■ Available records:
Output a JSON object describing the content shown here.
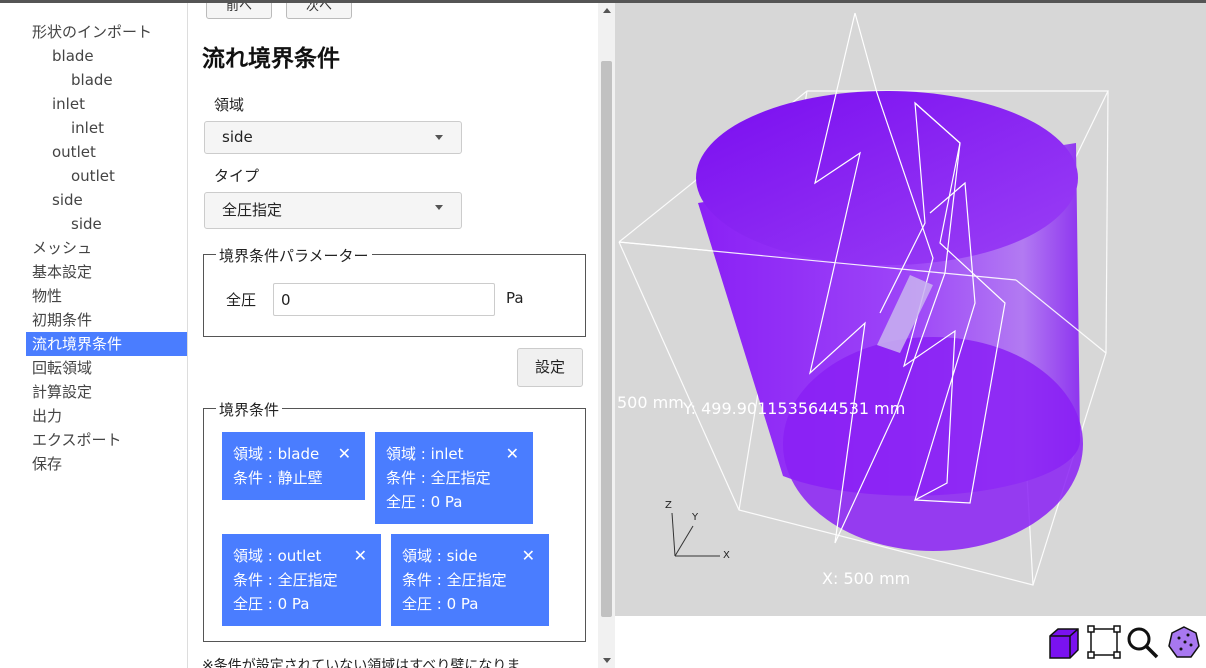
{
  "sidebar": {
    "items": [
      {
        "label": "形状のインポート",
        "level": 0
      },
      {
        "label": "blade",
        "level": 1
      },
      {
        "label": "blade",
        "level": 2
      },
      {
        "label": "inlet",
        "level": 1
      },
      {
        "label": "inlet",
        "level": 2
      },
      {
        "label": "outlet",
        "level": 1
      },
      {
        "label": "outlet",
        "level": 2
      },
      {
        "label": "side",
        "level": 1
      },
      {
        "label": "side",
        "level": 2
      },
      {
        "label": "メッシュ",
        "level": 0
      },
      {
        "label": "基本設定",
        "level": 0
      },
      {
        "label": "物性",
        "level": 0
      },
      {
        "label": "初期条件",
        "level": 0
      },
      {
        "label": "流れ境界条件",
        "level": 0,
        "active": true
      },
      {
        "label": "回転領域",
        "level": 0
      },
      {
        "label": "計算設定",
        "level": 0
      },
      {
        "label": "出力",
        "level": 0
      },
      {
        "label": "エクスポート",
        "level": 0
      },
      {
        "label": "保存",
        "level": 0
      }
    ]
  },
  "panel": {
    "prev_label": "前へ",
    "next_label": "次へ",
    "title": "流れ境界条件",
    "region_label": "領域",
    "region_value": "side",
    "type_label": "タイプ",
    "type_value": "全圧指定",
    "params_legend": "境界条件パラメーター",
    "param_label": "全圧",
    "param_value": "0",
    "param_unit": "Pa",
    "set_button": "設定",
    "conditions_legend": "境界条件",
    "conditions": [
      {
        "region": "領域 : blade",
        "condition": "条件 : 静止壁",
        "pressure": ""
      },
      {
        "region": "領域 : inlet",
        "condition": "条件 : 全圧指定",
        "pressure": "全圧 : 0 Pa"
      },
      {
        "region": "領域 : outlet",
        "condition": "条件 : 全圧指定",
        "pressure": "全圧 : 0 Pa"
      },
      {
        "region": "領域 : side",
        "condition": "条件 : 全圧指定",
        "pressure": "全圧 : 0 Pa"
      }
    ],
    "close_glyph": "✕",
    "note": "※条件が設定されていない領域はすべり壁になりま"
  },
  "viewport": {
    "label_z": "500 mm",
    "label_y": "Y: 499.9011535644531 mm",
    "label_x": "X: 500 mm",
    "axis_x": "X",
    "axis_y": "Y",
    "axis_z": "Z",
    "cylinder_color": "#8a20f5"
  },
  "toolbar": {
    "tools": [
      "solid-view-icon",
      "fit-view-icon",
      "zoom-icon",
      "point-view-icon"
    ]
  },
  "colors": {
    "accent": "#4a7dff",
    "viewport_bg": "#d7d7d7"
  }
}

■ Stated problem: Omit the images and transcribe all of the records above word for word.

■ Result:
Output a JSON object describing the content shown here.
{
  "sidebar": {
    "items": [
      {
        "label": "形状のインポート",
        "level": 0
      },
      {
        "label": "blade",
        "level": 1
      },
      {
        "label": "blade",
        "level": 2
      },
      {
        "label": "inlet",
        "level": 1
      },
      {
        "label": "inlet",
        "level": 2
      },
      {
        "label": "outlet",
        "level": 1
      },
      {
        "label": "outlet",
        "level": 2
      },
      {
        "label": "side",
        "level": 1
      },
      {
        "label": "side",
        "level": 2
      },
      {
        "label": "メッシュ",
        "level": 0
      },
      {
        "label": "基本設定",
        "level": 0
      },
      {
        "label": "物性",
        "level": 0
      },
      {
        "label": "初期条件",
        "level": 0
      },
      {
        "label": "流れ境界条件",
        "level": 0,
        "active": true
      },
      {
        "label": "回転領域",
        "level": 0
      },
      {
        "label": "計算設定",
        "level": 0
      },
      {
        "label": "出力",
        "level": 0
      },
      {
        "label": "エクスポート",
        "level": 0
      },
      {
        "label": "保存",
        "level": 0
      }
    ]
  },
  "panel": {
    "prev_label": "前へ",
    "next_label": "次へ",
    "title": "流れ境界条件",
    "region_label": "領域",
    "region_value": "side",
    "type_label": "タイプ",
    "type_value": "全圧指定",
    "params_legend": "境界条件パラメーター",
    "param_label": "全圧",
    "param_value": "0",
    "param_unit": "Pa",
    "set_button": "設定",
    "conditions_legend": "境界条件",
    "conditions": [
      {
        "region": "領域 : blade",
        "condition": "条件 : 静止壁",
        "pressure": ""
      },
      {
        "region": "領域 : inlet",
        "condition": "条件 : 全圧指定",
        "pressure": "全圧 : 0 Pa"
      },
      {
        "region": "領域 : outlet",
        "condition": "条件 : 全圧指定",
        "pressure": "全圧 : 0 Pa"
      },
      {
        "region": "領域 : side",
        "condition": "条件 : 全圧指定",
        "pressure": "全圧 : 0 Pa"
      }
    ],
    "close_glyph": "✕",
    "note": "※条件が設定されていない領域はすべり壁になりま"
  },
  "viewport": {
    "label_z": "500 mm",
    "label_y": "Y: 499.9011535644531 mm",
    "label_x": "X: 500 mm",
    "axis_x": "X",
    "axis_y": "Y",
    "axis_z": "Z",
    "cylinder_color": "#8a20f5"
  },
  "toolbar": {
    "tools": [
      "solid-view-icon",
      "fit-view-icon",
      "zoom-icon",
      "point-view-icon"
    ]
  },
  "colors": {
    "accent": "#4a7dff",
    "viewport_bg": "#d7d7d7"
  }
}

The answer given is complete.